Begin Data records

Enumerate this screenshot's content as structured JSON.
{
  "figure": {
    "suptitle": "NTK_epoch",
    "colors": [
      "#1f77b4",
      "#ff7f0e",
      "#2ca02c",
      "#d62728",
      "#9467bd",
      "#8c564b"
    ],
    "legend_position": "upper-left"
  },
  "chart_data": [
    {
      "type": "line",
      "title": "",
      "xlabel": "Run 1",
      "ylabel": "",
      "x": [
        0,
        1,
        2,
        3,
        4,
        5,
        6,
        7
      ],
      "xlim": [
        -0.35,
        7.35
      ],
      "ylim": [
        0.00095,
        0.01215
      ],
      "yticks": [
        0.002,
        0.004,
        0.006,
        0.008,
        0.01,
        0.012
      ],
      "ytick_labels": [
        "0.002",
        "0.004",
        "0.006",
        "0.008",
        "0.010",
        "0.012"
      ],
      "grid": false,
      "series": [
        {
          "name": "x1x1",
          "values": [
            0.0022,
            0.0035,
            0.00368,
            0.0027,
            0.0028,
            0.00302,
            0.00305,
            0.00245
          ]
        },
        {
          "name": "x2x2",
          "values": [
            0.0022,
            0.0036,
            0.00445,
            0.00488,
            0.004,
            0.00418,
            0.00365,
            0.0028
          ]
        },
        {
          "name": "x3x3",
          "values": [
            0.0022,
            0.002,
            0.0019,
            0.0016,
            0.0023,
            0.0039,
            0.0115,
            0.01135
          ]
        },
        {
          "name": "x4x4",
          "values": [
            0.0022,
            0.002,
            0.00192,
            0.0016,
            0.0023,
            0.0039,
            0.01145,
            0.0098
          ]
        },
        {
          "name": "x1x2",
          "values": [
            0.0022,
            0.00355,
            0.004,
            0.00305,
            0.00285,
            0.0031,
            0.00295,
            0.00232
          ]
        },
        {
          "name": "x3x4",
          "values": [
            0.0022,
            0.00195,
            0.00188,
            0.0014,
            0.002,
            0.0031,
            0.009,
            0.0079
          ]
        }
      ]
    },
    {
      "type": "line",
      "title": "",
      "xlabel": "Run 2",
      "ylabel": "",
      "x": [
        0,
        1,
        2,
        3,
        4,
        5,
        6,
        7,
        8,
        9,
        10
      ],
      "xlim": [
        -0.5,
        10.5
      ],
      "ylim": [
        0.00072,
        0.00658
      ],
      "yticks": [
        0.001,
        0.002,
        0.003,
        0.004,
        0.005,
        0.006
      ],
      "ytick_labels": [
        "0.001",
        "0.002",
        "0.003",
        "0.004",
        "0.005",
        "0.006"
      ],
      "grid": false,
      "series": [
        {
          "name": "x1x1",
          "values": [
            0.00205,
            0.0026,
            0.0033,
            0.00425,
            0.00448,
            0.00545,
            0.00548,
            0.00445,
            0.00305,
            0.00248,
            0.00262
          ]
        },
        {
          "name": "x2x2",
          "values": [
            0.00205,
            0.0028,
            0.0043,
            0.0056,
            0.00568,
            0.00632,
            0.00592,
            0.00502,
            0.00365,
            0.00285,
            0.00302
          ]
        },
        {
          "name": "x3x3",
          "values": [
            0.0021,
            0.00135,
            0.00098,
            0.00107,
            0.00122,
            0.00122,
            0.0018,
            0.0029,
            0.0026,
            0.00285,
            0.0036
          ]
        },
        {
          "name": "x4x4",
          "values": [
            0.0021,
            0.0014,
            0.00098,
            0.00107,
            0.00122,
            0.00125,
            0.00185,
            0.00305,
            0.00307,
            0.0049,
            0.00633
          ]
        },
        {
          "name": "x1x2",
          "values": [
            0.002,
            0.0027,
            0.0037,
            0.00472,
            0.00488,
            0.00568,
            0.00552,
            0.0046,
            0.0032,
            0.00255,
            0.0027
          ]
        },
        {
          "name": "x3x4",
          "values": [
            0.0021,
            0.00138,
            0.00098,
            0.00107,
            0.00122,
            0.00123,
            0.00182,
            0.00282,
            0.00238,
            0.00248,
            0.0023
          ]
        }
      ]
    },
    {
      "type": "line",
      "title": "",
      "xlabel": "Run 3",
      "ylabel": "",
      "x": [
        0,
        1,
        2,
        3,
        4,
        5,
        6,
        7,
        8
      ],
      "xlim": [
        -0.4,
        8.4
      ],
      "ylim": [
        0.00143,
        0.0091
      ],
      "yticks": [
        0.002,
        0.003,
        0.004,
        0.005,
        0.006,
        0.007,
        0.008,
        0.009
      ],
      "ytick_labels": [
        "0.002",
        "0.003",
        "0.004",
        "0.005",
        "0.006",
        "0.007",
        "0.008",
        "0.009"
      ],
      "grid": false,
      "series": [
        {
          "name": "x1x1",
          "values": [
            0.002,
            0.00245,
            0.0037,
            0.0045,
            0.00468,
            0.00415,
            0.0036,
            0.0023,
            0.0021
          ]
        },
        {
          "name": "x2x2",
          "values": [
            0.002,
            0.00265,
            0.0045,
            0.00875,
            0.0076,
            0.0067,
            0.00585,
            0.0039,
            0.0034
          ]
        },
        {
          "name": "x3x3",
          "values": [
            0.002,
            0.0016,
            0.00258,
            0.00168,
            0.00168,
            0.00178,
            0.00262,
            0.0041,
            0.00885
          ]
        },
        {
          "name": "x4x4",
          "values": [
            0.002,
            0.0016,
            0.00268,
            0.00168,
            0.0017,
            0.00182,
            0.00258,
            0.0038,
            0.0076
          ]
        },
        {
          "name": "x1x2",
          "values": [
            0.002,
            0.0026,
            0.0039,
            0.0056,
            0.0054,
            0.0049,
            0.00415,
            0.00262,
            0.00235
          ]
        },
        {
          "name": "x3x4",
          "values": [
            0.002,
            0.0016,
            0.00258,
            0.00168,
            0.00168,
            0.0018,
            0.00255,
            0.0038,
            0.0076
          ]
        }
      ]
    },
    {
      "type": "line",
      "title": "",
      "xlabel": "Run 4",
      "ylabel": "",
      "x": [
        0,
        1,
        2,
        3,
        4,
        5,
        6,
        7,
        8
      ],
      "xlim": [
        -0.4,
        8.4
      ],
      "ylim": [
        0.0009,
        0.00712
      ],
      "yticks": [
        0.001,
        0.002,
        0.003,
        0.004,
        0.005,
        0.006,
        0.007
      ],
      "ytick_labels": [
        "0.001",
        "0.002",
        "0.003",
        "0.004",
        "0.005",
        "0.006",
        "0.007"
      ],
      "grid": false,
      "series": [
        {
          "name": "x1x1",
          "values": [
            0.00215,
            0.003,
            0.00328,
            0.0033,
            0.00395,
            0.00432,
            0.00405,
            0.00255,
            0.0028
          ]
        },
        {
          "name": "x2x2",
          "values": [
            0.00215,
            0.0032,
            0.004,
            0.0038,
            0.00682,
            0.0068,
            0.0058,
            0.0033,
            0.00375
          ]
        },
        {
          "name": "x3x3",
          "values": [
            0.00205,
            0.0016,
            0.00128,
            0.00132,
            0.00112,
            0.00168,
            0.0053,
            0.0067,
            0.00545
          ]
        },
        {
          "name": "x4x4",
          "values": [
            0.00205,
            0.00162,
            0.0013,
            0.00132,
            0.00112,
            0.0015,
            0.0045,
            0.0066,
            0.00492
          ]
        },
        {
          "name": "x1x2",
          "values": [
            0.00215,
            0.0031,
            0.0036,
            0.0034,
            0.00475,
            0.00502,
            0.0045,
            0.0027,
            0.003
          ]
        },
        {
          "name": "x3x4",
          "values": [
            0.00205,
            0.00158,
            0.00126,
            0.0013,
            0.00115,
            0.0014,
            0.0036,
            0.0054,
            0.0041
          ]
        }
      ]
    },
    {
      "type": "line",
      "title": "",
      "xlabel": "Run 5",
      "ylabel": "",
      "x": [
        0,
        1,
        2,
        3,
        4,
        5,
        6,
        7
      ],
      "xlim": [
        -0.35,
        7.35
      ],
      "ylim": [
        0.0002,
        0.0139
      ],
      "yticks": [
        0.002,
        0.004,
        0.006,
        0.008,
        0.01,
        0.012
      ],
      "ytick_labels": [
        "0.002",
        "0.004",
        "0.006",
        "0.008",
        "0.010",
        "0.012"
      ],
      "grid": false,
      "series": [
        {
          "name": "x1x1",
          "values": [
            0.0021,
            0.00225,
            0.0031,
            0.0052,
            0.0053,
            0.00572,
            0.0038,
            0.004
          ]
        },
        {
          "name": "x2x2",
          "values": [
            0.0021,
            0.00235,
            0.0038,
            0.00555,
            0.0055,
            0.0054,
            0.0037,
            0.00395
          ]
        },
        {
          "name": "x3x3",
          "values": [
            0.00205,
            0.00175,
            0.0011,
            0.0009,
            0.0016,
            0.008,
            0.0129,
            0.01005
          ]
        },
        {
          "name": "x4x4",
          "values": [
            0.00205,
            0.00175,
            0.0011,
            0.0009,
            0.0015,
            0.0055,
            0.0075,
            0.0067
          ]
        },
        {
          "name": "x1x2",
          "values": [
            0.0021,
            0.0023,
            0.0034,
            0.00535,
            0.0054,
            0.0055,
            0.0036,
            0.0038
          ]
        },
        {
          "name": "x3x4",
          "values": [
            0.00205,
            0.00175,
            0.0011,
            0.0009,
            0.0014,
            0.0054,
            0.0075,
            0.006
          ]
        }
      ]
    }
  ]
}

End Data records

# Goal
Every line of the records that includes the word "xlabel" should be gathered.

# Worked answer
      "xlabel": "Run 1",
      "xlabel": "Run 2",
      "xlabel": "Run 3",
      "xlabel": "Run 4",
      "xlabel": "Run 5",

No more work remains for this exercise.